# [QUOTED PASSAGE]
Between fifteen and twenty green flowers, 12-15 mm long and wide are borne on each branch of a flowering stem 200-450 mm long. The sepals and petals spread widely apart from each other. The sepals are 6-8 mm long, about 3 mm wide and the petals are 5-6 mm long and about 2 mm wide. The labellum is cream-coloured or yellowish, 4-5 mm long, 3-4 mm wide with three lobes. The side lobes curve forwards and the middle lobe is short, thick and fleshy with a pear-shaped spur about 4 mm long. Flowering occurs from November to May.

Branched bladder orchid is differentiated from the other Australian Pomatocalpa species, P. macphersonii (blotched bladder orchid), by its taller, upright stems, larger leaves, crowded flowers, flower color, and bloom time.

==Taxonomy and naming==
Branched bladder orchid was first formally described in 1889 by Friedrich Kraenzlin as Cleisostoma marsupiale. He published the description in Die Flora von Kaiser Wilhelms Land. In 1912 Johannes Jacobus Smith changed the name to Pomatocalpa marsupiale. The specific epithet (marsupiale) is derived from the Latin word marsupium meaning "pouch", "bag" or "purse".

==Distribution and habitat==
Plectorrhiza marsupiale usually grows on tall trees open situations in rainforest. It is found in Malesia, the Solomon Islands, New Guinea and in Queensland on the Iron and McIlwraith Ranges at altitudes between 400 and 600 m.

# [INFORMATION GIVEN]
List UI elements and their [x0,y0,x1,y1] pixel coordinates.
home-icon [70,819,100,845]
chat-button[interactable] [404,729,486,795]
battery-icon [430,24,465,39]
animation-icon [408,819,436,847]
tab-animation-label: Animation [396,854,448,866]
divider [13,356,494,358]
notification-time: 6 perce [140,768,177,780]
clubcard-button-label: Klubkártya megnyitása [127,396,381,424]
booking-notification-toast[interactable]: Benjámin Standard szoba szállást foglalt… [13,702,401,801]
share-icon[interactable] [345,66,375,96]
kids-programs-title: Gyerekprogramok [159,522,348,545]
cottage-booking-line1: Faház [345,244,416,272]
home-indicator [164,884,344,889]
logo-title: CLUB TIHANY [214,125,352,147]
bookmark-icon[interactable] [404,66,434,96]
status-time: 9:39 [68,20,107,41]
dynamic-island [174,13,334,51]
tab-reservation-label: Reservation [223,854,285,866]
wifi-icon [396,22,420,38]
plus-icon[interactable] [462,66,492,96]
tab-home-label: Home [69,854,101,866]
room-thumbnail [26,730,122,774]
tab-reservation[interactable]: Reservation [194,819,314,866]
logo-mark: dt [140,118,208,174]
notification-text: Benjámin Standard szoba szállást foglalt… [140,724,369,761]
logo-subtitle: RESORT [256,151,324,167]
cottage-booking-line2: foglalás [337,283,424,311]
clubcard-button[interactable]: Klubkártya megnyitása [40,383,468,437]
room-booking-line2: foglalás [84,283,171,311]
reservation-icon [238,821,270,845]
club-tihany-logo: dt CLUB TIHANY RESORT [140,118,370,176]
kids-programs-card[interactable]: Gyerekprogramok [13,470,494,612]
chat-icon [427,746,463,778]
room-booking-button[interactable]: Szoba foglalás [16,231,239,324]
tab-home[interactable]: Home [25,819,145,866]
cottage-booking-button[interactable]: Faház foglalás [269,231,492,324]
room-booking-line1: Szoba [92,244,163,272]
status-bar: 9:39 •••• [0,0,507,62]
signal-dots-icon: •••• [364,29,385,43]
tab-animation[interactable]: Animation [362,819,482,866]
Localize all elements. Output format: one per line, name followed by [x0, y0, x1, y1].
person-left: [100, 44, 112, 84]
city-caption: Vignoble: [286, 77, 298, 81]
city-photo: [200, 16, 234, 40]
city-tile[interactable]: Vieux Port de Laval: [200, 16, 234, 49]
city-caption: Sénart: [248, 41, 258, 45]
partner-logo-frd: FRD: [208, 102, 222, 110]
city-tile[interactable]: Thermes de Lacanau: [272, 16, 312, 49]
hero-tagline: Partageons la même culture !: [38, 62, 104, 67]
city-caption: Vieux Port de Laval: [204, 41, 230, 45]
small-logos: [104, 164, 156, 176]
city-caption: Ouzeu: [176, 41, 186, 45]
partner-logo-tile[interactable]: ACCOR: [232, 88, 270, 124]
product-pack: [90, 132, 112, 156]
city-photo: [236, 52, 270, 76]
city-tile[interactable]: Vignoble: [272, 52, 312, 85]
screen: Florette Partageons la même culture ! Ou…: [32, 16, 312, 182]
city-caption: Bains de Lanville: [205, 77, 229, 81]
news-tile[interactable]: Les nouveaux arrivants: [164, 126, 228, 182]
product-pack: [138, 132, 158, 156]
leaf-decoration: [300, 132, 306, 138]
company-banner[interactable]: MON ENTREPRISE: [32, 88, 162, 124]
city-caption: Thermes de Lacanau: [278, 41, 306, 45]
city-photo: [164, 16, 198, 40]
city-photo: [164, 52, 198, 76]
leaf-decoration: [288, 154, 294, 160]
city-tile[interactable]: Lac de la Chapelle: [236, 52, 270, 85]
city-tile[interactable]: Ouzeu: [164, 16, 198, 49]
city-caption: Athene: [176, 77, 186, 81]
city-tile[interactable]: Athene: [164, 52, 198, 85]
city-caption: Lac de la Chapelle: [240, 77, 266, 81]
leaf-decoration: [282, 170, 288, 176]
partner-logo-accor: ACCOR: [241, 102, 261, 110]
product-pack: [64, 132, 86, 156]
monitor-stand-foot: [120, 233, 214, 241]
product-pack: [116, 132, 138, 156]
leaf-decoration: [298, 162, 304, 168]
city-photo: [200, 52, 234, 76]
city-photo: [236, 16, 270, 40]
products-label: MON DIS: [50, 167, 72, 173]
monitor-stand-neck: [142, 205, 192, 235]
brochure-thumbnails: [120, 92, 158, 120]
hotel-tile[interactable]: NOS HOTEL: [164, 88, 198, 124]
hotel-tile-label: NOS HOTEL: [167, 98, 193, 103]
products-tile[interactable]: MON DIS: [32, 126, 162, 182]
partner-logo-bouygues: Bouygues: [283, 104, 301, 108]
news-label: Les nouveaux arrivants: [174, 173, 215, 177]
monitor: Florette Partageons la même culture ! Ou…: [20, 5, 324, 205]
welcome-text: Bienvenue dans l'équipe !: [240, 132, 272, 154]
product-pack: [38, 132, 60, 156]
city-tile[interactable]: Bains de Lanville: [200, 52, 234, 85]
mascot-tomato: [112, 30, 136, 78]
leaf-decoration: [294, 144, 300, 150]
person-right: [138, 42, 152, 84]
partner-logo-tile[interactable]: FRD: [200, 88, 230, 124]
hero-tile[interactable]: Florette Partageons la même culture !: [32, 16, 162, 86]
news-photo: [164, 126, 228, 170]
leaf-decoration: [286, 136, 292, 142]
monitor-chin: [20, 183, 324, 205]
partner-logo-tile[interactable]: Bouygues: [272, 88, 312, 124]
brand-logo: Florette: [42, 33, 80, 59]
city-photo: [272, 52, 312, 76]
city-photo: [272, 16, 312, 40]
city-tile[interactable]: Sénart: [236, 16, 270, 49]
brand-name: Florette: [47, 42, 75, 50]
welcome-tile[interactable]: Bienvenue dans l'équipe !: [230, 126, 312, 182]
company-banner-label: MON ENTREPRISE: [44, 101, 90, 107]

# [WORK REQUEST A]
Answer these questions from the orchid text:
(i) How long is the pear-shaped spur?
(ii) Who first formally described the orchid, and in what year?
(iii) At what altitudes is it found on the Iron and McIlwraith Ranges?
# [WORK REQUEST B]
Please rewrite the orchid text's paragraph beginning "Between fifteen and twenty green flowers" as a list, keeping its main facts.
# [WORK REQUEST C]
For each statement, decide whether it agrees with the orchid text. Answer yes or no and quote the text's deciding words.
(i) The sepals are longer than the petals.
(ii) The specific epithet comes from a Latin word meaning "pouch".
(iii) The orchid flowers from May to November.
The lines are separate material and are not part of the orchid text.

# [SOLUTION A]
(i) About 4 mm.
(ii) Friedrich Kraenzlin, in 1889.
(iii) Between 400 and 600 m.

# [SOLUTION B]
- Flowering stem: 200-450 mm long, with 15-20 green flowers on each branch
- Flowers: 12-15 mm long and wide
- Sepals and petals: spread widely apart
- Sepals: 6-8 mm long, about 3 mm wide
- Petals: 5-6 mm long, about 2 mm wide
- Labellum: cream-colored or yellowish, 4-5 mm long, 3-4 mm wide, with three lobes
- Side lobes: curve forwards
- Middle lobe: short, thick and fleshy, with a pear-shaped spur about 4 mm long
- Flowering season: November to May

# [SOLUTION C]
(i) Yes: "The sepals are 6-8 mm long" and "the petals are 5-6 mm long".
(ii) Yes: "derived from the Latin word marsupium meaning "pouch", "bag" or "purse"."
(iii) No: "Flowering occurs from November to May."